§ **Records excerpted from a collection**:
##############################

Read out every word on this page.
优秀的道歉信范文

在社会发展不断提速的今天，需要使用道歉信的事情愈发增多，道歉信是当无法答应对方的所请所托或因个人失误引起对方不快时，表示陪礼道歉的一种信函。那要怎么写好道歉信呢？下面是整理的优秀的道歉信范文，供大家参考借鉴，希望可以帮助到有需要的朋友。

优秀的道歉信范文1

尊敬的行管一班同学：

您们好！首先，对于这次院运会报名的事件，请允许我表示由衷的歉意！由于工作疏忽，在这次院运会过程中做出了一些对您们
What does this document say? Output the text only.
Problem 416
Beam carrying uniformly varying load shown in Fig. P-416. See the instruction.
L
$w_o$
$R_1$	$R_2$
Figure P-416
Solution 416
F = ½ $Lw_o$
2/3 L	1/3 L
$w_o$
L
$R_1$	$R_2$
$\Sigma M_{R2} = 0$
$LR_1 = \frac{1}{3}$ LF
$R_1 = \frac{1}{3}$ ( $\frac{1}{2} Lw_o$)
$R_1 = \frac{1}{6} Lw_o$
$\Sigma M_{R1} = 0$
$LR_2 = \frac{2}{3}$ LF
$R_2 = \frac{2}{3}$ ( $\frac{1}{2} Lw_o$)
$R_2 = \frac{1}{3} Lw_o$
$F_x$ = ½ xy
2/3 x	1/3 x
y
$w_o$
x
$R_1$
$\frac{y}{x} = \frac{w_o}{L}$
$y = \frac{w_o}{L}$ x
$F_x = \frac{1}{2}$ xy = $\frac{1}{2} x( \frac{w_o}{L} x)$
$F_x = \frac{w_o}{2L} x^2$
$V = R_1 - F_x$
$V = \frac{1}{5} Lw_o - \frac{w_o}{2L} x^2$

##############################

§ **Problem statement**: Find every line in the listing that holds the string "frac", then say how many there are as a bare number.

§ **Solution below**: 11